_Problem requirements_
Pull every line holding the string "Salpeter" from the records below.

_Listed records_
## begin

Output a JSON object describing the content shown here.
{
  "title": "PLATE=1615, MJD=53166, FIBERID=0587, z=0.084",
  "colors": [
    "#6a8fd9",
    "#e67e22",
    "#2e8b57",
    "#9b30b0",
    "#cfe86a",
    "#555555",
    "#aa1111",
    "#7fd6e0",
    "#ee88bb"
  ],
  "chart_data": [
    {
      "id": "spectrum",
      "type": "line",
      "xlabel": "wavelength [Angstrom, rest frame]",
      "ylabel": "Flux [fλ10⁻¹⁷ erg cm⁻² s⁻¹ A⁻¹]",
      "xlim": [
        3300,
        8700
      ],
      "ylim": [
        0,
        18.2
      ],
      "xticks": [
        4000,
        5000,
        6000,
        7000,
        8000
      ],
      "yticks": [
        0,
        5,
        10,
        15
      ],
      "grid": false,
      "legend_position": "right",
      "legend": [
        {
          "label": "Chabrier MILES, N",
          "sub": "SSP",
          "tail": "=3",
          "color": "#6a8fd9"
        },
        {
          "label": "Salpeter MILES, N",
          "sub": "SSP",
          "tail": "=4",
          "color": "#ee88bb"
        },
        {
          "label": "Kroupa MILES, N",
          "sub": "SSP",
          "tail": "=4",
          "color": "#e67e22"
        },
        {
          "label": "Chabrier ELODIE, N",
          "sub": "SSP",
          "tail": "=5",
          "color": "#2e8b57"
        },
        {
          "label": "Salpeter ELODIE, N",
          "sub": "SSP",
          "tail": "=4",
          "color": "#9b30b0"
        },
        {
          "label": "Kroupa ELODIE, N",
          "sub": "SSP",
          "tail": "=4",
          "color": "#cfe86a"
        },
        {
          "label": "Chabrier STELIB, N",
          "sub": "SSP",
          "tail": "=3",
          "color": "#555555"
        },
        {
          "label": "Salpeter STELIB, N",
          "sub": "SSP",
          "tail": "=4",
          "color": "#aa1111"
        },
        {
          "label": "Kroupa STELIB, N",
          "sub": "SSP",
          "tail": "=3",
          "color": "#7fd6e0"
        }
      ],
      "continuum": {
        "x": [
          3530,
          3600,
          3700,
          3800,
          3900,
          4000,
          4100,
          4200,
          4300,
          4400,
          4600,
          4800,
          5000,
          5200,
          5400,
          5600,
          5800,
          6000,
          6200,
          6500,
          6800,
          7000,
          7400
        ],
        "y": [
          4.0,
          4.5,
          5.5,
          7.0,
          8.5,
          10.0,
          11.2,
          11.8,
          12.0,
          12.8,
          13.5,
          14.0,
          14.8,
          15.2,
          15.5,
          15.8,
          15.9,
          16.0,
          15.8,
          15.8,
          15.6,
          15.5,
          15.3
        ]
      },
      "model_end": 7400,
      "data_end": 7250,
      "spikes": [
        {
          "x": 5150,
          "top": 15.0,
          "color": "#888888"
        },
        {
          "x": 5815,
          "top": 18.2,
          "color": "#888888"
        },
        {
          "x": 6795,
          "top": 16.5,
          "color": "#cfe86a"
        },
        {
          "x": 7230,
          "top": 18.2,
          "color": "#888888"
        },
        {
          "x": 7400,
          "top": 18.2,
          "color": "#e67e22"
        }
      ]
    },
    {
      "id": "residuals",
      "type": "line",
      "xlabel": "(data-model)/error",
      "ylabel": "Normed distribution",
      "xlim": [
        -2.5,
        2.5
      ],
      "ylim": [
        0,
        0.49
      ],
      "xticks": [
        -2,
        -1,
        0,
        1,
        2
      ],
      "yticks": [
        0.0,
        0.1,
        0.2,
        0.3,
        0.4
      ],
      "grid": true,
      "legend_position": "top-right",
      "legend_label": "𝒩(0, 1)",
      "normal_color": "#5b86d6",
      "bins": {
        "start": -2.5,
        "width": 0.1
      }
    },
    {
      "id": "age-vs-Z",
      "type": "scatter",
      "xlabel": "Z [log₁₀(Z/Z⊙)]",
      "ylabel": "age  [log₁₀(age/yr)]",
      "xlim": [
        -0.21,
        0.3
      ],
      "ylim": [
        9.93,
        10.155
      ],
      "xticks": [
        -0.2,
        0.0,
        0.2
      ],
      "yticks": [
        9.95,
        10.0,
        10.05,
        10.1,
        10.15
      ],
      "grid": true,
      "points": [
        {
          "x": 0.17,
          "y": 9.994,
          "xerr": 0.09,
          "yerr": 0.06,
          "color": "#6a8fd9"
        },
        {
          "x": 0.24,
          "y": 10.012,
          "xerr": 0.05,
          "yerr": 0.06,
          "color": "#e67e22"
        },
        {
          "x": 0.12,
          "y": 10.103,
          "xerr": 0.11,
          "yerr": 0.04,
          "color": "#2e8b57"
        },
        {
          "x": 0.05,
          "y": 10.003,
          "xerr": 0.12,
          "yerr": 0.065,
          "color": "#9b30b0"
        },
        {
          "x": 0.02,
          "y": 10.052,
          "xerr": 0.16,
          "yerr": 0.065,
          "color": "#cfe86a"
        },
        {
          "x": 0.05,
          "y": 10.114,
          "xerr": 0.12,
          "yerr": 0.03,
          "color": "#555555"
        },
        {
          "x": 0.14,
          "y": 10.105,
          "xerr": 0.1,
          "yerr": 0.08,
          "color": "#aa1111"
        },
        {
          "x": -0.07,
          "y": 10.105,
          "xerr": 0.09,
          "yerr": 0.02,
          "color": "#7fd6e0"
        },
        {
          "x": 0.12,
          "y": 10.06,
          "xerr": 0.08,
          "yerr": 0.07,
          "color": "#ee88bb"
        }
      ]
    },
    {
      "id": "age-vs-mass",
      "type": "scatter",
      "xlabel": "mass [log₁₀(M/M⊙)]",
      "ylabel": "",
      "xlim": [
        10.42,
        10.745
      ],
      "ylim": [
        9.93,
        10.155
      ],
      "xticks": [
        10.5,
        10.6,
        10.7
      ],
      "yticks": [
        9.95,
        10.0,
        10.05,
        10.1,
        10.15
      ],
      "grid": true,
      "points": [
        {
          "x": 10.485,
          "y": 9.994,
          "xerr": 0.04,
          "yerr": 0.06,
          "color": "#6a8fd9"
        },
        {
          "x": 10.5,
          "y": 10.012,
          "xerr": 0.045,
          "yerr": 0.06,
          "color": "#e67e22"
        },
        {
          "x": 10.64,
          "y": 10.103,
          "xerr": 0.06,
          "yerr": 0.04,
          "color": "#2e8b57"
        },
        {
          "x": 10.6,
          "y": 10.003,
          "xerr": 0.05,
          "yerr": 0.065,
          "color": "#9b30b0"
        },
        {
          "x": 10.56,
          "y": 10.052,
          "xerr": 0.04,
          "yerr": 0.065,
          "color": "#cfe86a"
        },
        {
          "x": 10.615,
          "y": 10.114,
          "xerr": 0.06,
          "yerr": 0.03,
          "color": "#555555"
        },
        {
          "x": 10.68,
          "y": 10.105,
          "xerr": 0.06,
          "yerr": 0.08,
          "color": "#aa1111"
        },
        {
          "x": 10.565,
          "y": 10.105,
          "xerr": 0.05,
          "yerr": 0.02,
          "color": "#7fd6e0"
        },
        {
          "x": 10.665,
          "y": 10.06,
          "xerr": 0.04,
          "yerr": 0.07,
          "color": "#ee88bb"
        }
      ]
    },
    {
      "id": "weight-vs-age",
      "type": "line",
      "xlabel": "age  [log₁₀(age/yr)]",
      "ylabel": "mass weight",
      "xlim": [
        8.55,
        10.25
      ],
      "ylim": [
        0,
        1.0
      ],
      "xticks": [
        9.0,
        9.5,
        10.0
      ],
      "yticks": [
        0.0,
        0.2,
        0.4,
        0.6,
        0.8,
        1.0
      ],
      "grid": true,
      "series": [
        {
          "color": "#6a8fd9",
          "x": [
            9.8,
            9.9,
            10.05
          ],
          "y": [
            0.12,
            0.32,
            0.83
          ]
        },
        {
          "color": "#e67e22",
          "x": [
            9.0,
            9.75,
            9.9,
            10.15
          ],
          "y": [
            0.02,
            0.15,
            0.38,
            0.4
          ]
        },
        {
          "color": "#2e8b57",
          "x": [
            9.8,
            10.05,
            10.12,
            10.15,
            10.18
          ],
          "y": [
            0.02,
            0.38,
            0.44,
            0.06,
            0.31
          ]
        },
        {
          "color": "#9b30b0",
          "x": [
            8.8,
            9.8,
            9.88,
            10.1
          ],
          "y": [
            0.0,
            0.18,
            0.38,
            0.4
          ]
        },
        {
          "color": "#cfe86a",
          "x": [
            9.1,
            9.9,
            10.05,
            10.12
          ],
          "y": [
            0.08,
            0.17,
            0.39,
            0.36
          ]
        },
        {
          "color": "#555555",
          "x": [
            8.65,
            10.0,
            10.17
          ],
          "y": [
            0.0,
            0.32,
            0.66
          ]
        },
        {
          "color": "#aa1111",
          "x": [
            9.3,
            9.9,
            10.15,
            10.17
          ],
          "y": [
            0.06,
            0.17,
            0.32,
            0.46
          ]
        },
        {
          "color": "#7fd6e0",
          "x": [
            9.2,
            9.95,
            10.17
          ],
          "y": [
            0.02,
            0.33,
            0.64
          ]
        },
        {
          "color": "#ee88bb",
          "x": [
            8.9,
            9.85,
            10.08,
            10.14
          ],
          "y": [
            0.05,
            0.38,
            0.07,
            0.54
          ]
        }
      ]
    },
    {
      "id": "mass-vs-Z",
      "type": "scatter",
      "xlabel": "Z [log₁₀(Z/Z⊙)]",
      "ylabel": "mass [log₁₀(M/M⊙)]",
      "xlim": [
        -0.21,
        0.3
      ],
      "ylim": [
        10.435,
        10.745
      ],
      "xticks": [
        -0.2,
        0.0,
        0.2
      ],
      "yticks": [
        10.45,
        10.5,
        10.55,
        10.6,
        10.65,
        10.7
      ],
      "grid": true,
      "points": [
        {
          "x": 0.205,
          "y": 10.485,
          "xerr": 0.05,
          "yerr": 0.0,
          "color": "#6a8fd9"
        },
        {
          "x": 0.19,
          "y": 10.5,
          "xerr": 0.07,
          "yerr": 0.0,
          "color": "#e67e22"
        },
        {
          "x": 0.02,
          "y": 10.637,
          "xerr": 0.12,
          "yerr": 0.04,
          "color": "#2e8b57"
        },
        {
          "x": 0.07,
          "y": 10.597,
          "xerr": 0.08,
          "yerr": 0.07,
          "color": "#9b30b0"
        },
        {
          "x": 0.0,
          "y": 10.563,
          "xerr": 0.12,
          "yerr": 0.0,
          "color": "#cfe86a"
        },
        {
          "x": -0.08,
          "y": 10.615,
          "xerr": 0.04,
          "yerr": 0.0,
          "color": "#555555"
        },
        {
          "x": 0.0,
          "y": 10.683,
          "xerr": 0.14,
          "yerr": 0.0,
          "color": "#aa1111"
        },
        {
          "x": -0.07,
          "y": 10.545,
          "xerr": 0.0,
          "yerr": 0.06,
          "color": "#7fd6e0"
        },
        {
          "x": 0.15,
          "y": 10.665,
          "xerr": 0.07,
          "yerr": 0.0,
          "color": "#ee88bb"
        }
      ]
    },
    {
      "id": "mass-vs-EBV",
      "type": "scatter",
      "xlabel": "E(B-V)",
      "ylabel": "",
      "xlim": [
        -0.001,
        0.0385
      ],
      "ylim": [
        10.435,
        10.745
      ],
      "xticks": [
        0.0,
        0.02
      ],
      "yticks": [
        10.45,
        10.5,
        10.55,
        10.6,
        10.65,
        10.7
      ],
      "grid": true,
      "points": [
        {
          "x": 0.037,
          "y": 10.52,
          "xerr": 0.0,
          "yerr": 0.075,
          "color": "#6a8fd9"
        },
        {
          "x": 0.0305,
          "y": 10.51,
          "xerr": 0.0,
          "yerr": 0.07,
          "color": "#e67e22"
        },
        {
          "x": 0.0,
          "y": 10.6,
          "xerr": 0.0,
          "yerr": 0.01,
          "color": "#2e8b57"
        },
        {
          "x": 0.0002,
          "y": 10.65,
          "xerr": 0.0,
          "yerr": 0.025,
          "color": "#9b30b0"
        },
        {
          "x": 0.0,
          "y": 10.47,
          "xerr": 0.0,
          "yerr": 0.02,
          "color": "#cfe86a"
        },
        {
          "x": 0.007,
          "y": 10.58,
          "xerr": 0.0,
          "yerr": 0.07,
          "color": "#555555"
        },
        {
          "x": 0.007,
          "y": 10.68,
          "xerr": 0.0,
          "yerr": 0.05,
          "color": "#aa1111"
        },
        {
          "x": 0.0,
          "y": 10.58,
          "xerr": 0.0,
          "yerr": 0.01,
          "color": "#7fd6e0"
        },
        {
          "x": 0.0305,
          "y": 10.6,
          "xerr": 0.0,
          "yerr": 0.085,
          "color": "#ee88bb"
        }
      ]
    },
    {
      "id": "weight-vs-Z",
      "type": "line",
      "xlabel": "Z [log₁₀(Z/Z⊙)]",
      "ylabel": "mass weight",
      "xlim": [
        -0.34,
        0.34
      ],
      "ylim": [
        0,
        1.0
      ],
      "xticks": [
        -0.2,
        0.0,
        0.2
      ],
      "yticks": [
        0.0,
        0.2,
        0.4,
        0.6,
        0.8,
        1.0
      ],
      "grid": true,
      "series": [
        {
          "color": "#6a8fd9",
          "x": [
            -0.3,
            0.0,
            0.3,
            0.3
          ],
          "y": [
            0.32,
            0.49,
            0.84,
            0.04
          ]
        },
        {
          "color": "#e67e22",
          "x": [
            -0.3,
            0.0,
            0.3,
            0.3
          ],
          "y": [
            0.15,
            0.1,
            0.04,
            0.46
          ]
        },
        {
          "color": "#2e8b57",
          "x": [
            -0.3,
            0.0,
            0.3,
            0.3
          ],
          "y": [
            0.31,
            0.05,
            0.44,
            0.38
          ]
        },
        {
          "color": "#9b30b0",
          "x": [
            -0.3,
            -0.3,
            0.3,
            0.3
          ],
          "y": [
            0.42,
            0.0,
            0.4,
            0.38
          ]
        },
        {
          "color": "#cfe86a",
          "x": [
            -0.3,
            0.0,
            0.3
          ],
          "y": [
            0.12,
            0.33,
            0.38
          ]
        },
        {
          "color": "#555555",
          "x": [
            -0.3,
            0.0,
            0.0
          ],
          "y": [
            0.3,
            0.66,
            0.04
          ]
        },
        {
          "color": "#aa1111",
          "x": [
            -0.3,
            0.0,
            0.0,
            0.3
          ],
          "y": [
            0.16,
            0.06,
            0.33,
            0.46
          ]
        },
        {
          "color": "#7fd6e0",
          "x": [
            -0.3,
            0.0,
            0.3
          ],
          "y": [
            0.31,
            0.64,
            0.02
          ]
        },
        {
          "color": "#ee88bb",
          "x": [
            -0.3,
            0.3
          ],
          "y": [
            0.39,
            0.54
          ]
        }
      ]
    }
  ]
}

## end

_Answer in full_
          "label": "Salpeter MILES, N",
          "label": "Salpeter ELODIE, N",
          "label": "Salpeter STELIB, N",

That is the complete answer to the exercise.